Wherever the word "Pres" turns up in a line of the entries, copy that line.

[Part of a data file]
-*-

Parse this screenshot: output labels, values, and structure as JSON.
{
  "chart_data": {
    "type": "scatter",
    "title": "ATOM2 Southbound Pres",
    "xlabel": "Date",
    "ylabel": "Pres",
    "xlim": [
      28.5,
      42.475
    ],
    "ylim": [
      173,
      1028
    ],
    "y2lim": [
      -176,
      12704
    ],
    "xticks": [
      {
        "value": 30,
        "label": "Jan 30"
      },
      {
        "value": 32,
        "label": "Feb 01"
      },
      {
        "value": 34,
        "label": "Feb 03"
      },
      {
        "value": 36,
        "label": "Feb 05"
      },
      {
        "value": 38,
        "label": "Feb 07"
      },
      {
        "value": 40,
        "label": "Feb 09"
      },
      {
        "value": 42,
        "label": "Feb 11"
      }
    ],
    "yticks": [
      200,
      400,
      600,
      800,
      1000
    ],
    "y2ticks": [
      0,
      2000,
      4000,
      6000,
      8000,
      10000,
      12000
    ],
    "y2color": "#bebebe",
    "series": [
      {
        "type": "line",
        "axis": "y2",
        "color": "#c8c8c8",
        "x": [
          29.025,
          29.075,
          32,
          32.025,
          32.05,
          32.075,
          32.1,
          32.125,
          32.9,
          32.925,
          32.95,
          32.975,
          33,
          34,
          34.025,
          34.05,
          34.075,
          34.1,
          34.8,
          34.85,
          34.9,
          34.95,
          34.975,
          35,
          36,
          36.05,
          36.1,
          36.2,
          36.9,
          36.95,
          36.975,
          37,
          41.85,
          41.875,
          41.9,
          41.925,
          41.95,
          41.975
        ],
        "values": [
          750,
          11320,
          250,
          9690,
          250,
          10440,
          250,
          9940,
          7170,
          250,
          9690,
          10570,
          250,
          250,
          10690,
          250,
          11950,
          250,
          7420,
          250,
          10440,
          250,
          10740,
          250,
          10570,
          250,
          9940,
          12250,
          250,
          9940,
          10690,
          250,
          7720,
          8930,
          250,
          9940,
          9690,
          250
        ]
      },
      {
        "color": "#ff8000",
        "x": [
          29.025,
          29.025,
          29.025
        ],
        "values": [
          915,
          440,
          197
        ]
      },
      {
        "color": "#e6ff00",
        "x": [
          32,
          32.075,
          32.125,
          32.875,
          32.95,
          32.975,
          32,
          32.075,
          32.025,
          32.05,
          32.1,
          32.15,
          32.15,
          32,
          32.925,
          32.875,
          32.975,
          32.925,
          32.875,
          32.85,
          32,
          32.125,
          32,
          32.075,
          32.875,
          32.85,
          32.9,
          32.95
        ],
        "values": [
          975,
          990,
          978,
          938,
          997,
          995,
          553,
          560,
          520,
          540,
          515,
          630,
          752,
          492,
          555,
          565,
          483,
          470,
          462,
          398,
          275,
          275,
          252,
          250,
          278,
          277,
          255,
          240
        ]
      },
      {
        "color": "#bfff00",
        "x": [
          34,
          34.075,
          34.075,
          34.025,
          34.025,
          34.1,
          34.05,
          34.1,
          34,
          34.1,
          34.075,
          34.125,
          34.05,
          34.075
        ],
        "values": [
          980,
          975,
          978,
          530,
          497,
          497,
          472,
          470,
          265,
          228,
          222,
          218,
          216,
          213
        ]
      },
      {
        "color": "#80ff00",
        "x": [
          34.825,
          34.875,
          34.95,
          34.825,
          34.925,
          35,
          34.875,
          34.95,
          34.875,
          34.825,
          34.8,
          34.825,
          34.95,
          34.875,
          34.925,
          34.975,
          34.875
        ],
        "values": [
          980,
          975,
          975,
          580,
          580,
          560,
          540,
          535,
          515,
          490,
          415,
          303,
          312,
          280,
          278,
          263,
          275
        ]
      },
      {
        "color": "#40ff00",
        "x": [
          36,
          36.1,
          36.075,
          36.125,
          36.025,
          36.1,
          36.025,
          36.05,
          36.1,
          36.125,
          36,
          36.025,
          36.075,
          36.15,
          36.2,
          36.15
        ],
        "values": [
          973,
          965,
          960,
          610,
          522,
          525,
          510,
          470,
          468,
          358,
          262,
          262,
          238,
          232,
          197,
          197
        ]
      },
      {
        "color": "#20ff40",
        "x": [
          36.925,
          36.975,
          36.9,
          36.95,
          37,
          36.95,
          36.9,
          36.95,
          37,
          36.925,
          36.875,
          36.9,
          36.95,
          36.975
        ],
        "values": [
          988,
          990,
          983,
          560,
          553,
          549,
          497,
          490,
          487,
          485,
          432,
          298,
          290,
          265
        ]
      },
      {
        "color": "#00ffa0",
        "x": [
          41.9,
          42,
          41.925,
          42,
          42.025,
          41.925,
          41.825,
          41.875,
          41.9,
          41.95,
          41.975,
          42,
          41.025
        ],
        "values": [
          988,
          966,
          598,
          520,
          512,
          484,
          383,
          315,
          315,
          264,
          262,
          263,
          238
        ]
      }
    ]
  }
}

-*-

» **PROBLEM SOLUTION**
    "title": "ATOM2 Southbound Pres",
    "ylabel": "Pres",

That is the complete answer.